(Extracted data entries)
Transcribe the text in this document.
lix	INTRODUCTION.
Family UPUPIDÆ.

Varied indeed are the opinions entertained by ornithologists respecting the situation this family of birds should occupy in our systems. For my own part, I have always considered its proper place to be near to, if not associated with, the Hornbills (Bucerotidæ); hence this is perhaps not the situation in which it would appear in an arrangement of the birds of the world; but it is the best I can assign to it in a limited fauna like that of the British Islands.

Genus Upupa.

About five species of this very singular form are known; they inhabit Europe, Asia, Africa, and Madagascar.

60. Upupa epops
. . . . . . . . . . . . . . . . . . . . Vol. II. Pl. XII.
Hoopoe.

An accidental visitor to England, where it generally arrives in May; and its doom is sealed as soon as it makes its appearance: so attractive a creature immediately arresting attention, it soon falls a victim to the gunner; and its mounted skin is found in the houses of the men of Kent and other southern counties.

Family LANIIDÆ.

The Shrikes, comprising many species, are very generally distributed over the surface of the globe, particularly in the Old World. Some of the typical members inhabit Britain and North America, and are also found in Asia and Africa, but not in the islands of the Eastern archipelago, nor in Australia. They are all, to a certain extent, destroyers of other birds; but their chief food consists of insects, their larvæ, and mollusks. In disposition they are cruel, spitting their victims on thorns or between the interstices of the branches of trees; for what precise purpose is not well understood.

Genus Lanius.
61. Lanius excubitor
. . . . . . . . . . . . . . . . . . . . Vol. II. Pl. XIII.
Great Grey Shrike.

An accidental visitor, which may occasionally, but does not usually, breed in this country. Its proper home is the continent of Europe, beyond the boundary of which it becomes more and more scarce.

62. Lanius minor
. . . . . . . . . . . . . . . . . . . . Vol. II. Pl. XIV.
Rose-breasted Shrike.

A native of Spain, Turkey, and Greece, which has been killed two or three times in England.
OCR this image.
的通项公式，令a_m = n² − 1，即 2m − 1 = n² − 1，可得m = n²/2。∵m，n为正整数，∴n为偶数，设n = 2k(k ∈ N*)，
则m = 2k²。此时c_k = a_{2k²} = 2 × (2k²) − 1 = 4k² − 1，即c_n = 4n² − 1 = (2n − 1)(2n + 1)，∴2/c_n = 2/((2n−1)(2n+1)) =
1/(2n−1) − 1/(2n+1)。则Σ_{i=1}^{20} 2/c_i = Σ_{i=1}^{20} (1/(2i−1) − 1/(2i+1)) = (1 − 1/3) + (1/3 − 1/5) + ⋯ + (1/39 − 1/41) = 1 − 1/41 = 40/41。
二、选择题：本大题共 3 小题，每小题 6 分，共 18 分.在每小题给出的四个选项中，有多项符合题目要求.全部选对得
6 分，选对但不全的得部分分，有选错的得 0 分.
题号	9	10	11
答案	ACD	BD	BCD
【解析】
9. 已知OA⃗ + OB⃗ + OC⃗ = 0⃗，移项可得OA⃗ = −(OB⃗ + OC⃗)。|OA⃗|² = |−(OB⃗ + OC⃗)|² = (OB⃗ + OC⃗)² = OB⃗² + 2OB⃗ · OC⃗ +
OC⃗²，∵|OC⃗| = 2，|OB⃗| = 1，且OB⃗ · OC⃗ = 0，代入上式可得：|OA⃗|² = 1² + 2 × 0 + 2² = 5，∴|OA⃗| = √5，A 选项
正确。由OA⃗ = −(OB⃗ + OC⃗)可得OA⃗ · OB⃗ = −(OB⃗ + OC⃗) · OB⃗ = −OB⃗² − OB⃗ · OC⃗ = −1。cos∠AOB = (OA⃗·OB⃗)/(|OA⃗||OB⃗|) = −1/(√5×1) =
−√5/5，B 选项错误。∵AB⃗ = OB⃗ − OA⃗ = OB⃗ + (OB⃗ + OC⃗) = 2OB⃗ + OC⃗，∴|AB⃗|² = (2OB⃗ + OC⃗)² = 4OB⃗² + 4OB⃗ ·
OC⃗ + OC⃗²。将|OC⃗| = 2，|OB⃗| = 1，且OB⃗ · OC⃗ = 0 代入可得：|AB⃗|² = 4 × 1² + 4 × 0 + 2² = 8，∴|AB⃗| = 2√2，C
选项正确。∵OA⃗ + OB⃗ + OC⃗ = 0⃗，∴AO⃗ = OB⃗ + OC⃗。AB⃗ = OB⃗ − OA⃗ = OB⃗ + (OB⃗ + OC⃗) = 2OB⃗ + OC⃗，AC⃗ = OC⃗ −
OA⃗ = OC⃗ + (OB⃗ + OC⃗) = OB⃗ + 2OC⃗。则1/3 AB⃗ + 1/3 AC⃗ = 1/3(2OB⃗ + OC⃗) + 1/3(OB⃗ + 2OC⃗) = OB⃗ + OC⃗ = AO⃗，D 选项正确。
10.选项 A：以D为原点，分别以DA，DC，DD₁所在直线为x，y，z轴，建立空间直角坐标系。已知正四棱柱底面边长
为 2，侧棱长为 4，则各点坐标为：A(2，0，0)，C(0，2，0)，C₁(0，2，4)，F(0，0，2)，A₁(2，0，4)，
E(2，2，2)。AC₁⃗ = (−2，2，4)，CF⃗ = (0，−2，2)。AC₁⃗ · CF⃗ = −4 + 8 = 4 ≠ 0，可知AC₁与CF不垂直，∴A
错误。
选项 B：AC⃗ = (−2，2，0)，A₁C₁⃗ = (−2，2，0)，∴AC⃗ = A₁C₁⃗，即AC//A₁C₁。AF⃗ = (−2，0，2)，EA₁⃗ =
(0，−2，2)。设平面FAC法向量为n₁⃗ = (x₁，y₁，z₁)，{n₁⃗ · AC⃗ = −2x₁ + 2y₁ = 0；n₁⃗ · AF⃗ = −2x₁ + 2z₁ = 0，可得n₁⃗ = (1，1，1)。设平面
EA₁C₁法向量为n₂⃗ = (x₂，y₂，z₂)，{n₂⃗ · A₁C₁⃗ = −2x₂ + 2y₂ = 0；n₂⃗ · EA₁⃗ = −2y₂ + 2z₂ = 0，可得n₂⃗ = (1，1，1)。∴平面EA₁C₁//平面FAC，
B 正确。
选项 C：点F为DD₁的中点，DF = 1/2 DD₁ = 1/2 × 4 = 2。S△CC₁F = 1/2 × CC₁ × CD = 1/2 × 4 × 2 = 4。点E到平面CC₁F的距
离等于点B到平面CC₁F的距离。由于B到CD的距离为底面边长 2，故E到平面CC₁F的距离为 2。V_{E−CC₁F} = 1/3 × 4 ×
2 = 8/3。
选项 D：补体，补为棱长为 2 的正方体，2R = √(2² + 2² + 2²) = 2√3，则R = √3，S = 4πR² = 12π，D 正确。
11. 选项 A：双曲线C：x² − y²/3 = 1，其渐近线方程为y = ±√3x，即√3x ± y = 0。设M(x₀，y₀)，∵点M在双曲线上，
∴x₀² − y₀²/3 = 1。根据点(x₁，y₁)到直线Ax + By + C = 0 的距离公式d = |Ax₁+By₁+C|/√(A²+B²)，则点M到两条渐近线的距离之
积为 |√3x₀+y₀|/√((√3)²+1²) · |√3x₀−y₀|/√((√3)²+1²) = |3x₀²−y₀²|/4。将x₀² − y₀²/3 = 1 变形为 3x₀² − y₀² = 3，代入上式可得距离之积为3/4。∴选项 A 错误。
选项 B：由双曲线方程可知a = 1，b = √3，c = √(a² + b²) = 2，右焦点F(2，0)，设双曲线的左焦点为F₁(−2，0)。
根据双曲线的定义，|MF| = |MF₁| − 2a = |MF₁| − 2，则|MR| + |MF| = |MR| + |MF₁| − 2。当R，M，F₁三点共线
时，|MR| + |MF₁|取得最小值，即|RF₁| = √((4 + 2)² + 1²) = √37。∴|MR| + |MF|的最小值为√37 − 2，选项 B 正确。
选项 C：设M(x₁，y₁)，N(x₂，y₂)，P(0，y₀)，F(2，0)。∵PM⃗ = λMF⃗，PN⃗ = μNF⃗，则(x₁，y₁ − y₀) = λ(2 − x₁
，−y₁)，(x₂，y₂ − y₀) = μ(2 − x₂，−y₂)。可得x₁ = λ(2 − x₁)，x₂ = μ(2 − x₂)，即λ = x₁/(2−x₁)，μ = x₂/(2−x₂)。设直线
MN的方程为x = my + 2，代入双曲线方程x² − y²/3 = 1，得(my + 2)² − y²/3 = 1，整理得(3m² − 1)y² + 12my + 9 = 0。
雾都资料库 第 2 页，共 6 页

GIVEN REQUEST:
Determine how many lines of the records above contain the word "inhabit", and report only that number.

TASK RESPONSE:
2